▼

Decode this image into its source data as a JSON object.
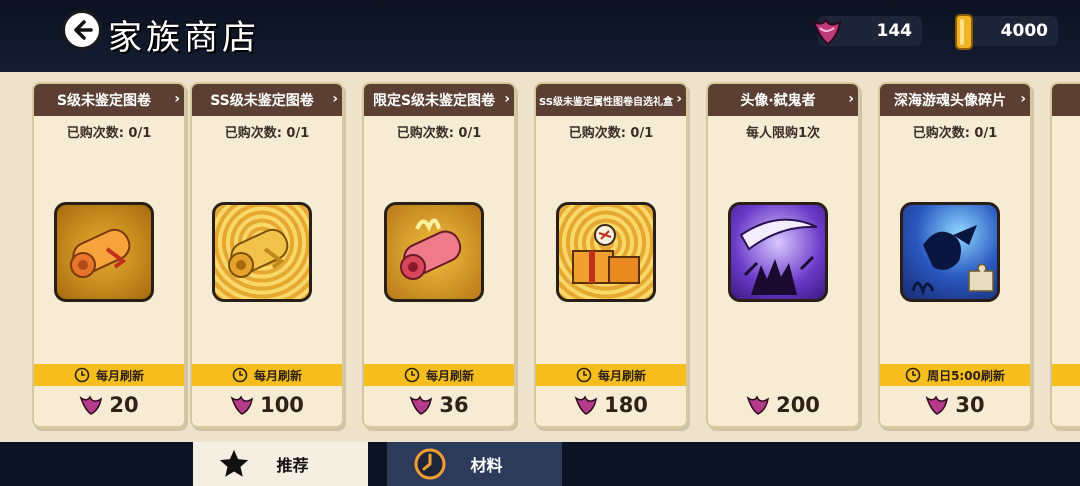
{
  "header": {
    "title": "家族商店",
    "currencies": [
      {
        "icon": "bat-wing-token-icon",
        "value": "144"
      },
      {
        "icon": "gold-bar-icon",
        "value": "4000"
      }
    ]
  },
  "items": [
    {
      "title": "S级未鉴定图卷",
      "limit": "已购次数: 0/1",
      "icon": "orange-scroll-icon",
      "refresh": "每月刷新",
      "price": "20"
    },
    {
      "title": "SS级未鉴定图卷",
      "limit": "已购次数: 0/1",
      "icon": "gold-scroll-icon",
      "refresh": "每月刷新",
      "price": "100"
    },
    {
      "title": "限定S级未鉴定图卷",
      "limit": "已购次数: 0/1",
      "icon": "pink-scroll-icon",
      "refresh": "每月刷新",
      "price": "36"
    },
    {
      "title": "SS级未鉴定属性图卷自选礼盒",
      "limit": "已购次数: 0/1",
      "icon": "gift-box-icon",
      "refresh": "每月刷新",
      "price": "180"
    },
    {
      "title": "头像·弑鬼者",
      "limit": "每人限购1次",
      "icon": "demon-slayer-avatar-icon",
      "refresh": "",
      "price": "200"
    },
    {
      "title": "深海游魂头像碎片",
      "limit": "已购次数: 0/1",
      "icon": "deep-sea-avatar-fragment-icon",
      "refresh": "周日5:00刷新",
      "price": "30"
    }
  ],
  "tabs": [
    {
      "label": "推荐",
      "icon": "star-icon",
      "active": true
    },
    {
      "label": "材料",
      "icon": "clock-icon",
      "active": false
    }
  ],
  "colors": {
    "card_header": "#5b3f32",
    "refresh_bar": "#f5be1d",
    "tab_active": "#f5efe3",
    "tab_inactive": "#2e3a5a"
  }
}
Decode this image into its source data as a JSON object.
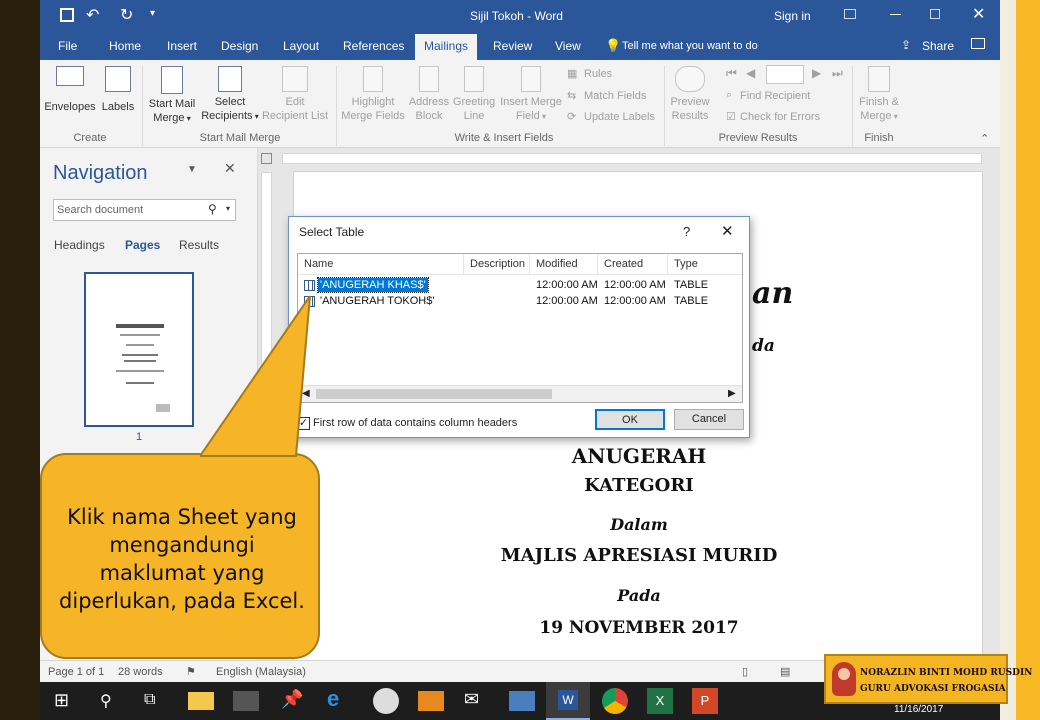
{
  "window": {
    "title": "Sijil Tokoh  -  Word",
    "signin": "Sign in"
  },
  "tabs": [
    "File",
    "Home",
    "Insert",
    "Design",
    "Layout",
    "References",
    "Mailings",
    "Review",
    "View"
  ],
  "tell_me": "Tell me what you want to do",
  "share": "Share",
  "ribbon": {
    "envelopes": "Envelopes",
    "labels": "Labels",
    "group_create": "Create",
    "start_mail_merge": "Start Mail",
    "merge": "Merge",
    "select": "Select",
    "recipients": "Recipients",
    "edit": "Edit",
    "recipient_list": "Recipient List",
    "group_start": "Start Mail Merge",
    "highlight": "Highlight",
    "merge_fields": "Merge Fields",
    "address": "Address",
    "block": "Block",
    "greeting": "Greeting",
    "line": "Line",
    "insert_merge": "Insert Merge",
    "field": "Field",
    "rules": "Rules",
    "match_fields": "Match Fields",
    "update_labels": "Update Labels",
    "group_write": "Write & Insert Fields",
    "preview": "Preview",
    "results": "Results",
    "find_recipient": "Find Recipient",
    "check_errors": "Check for Errors",
    "group_preview": "Preview Results",
    "finish": "Finish &",
    "finish_merge": "Merge",
    "group_finish": "Finish"
  },
  "navigation": {
    "title": "Navigation",
    "search_placeholder": "Search document",
    "tabs": [
      "Headings",
      "Pages",
      "Results"
    ],
    "page_number": "1"
  },
  "dialog": {
    "title": "Select Table",
    "help": "?",
    "columns": [
      "Name",
      "Description",
      "Modified",
      "Created",
      "Type"
    ],
    "rows": [
      {
        "name": "'ANUGERAH KHAS$'",
        "description": "",
        "modified": "12:00:00 AM",
        "created": "12:00:00 AM",
        "type": "TABLE"
      },
      {
        "name": "'ANUGERAH TOKOH$'",
        "description": "",
        "modified": "12:00:00 AM",
        "created": "12:00:00 AM",
        "type": "TABLE"
      }
    ],
    "checkbox_label": "First row of data contains column headers",
    "ok": "OK",
    "cancel": "Cancel"
  },
  "document": {
    "partial1": "an",
    "partial2": "da",
    "anugerah": "ANUGERAH",
    "kategori": "KATEGORI",
    "dalam": "Dalam",
    "majlis": "MAJLIS APRESIASI MURID",
    "pada": "Pada",
    "date": "19 NOVEMBER 2017"
  },
  "callout": "Klik nama Sheet yang mengandungi maklumat yang diperlukan, pada Excel.",
  "status": {
    "page": "Page 1 of 1",
    "words": "28 words",
    "language": "English (Malaysia)"
  },
  "taskbar": {
    "date": "11/16/2017"
  },
  "badge": {
    "line1": "NORAZLIN BINTI MOHD RUSDIN",
    "line2": "GURU ADVOKASI FROGASIA"
  },
  "colors": {
    "word_blue": "#2b579a",
    "callout": "#f5b526",
    "selection": "#0078d7"
  }
}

▲

* **Problem requirements**
Copy out each line word for word, please, skipping the images.

* **Result for this exercise**
Decode this image into its source data as a JSON object.
{
  "header": {
    "title": "家族商店",
    "currencies": [
      {
        "icon": "bat-wing-token-icon",
        "value": "144"
      },
      {
        "icon": "gold-bar-icon",
        "value": "4000"
      }
    ]
  },
  "items": [
    {
      "title": "S级未鉴定图卷",
      "limit": "已购次数: 0/1",
      "icon": "orange-scroll-icon",
      "refresh": "每月刷新",
      "price": "20"
    },
    {
      "title": "SS级未鉴定图卷",
      "limit": "已购次数: 0/1",
      "icon": "gold-scroll-icon",
      "refresh": "每月刷新",
      "price": "100"
    },
    {
      "title": "限定S级未鉴定图卷",
      "limit": "已购次数: 0/1",
      "icon": "pink-scroll-icon",
      "refresh": "每月刷新",
      "price": "36"
    },
    {
      "title": "SS级未鉴定属性图卷自选礼盒",
      "limit": "已购次数: 0/1",
      "icon": "gift-box-icon",
      "refresh": "每月刷新",
      "price": "180"
    },
    {
      "title": "头像·弑鬼者",
      "limit": "每人限购1次",
      "icon": "demon-slayer-avatar-icon",
      "refresh": "",
      "price": "200"
    },
    {
      "title": "深海游魂头像碎片",
      "limit": "已购次数: 0/1",
      "icon": "deep-sea-avatar-fragment-icon",
      "refresh": "周日5:00刷新",
      "price": "30"
    }
  ],
  "tabs": [
    {
      "label": "推荐",
      "icon": "star-icon",
      "active": true
    },
    {
      "label": "材料",
      "icon": "clock-icon",
      "active": false
    }
  ],
  "colors": {
    "card_header": "#5b3f32",
    "refresh_bar": "#f5be1d",
    "tab_active": "#f5efe3",
    "tab_inactive": "#2e3a5a"
  }
}
Decode this image into its source data as a JSON object.
{
  "window": {
    "title": "Sijil Tokoh  -  Word",
    "signin": "Sign in"
  },
  "tabs": [
    "File",
    "Home",
    "Insert",
    "Design",
    "Layout",
    "References",
    "Mailings",
    "Review",
    "View"
  ],
  "tell_me": "Tell me what you want to do",
  "share": "Share",
  "ribbon": {
    "envelopes": "Envelopes",
    "labels": "Labels",
    "group_create": "Create",
    "start_mail_merge": "Start Mail",
    "merge": "Merge",
    "select": "Select",
    "recipients": "Recipients",
    "edit": "Edit",
    "recipient_list": "Recipient List",
    "group_start": "Start Mail Merge",
    "highlight": "Highlight",
    "merge_fields": "Merge Fields",
    "address": "Address",
    "block": "Block",
    "greeting": "Greeting",
    "line": "Line",
    "insert_merge": "Insert Merge",
    "field": "Field",
    "rules": "Rules",
    "match_fields": "Match Fields",
    "update_labels": "Update Labels",
    "group_write": "Write & Insert Fields",
    "preview": "Preview",
    "results": "Results",
    "find_recipient": "Find Recipient",
    "check_errors": "Check for Errors",
    "group_preview": "Preview Results",
    "finish": "Finish &",
    "finish_merge": "Merge",
    "group_finish": "Finish"
  },
  "navigation": {
    "title": "Navigation",
    "search_placeholder": "Search document",
    "tabs": [
      "Headings",
      "Pages",
      "Results"
    ],
    "page_number": "1"
  },
  "dialog": {
    "title": "Select Table",
    "help": "?",
    "columns": [
      "Name",
      "Description",
      "Modified",
      "Created",
      "Type"
    ],
    "rows": [
      {
        "name": "'ANUGERAH KHAS$'",
        "description": "",
        "modified": "12:00:00 AM",
        "created": "12:00:00 AM",
        "type": "TABLE"
      },
      {
        "name": "'ANUGERAH TOKOH$'",
        "description": "",
        "modified": "12:00:00 AM",
        "created": "12:00:00 AM",
        "type": "TABLE"
      }
    ],
    "checkbox_label": "First row of data contains column headers",
    "ok": "OK",
    "cancel": "Cancel"
  },
  "document": {
    "partial1": "an",
    "partial2": "da",
    "anugerah": "ANUGERAH",
    "kategori": "KATEGORI",
    "dalam": "Dalam",
    "majlis": "MAJLIS APRESIASI MURID",
    "pada": "Pada",
    "date": "19 NOVEMBER 2017"
  },
  "callout": "Klik nama Sheet yang mengandungi maklumat yang diperlukan, pada Excel.",
  "status": {
    "page": "Page 1 of 1",
    "words": "28 words",
    "language": "English (Malaysia)"
  },
  "taskbar": {
    "date": "11/16/2017"
  },
  "badge": {
    "line1": "NORAZLIN BINTI MOHD RUSDIN",
    "line2": "GURU ADVOKASI FROGASIA"
  },
  "colors": {
    "word_blue": "#2b579a",
    "callout": "#f5b526",
    "selection": "#0078d7"
  }
}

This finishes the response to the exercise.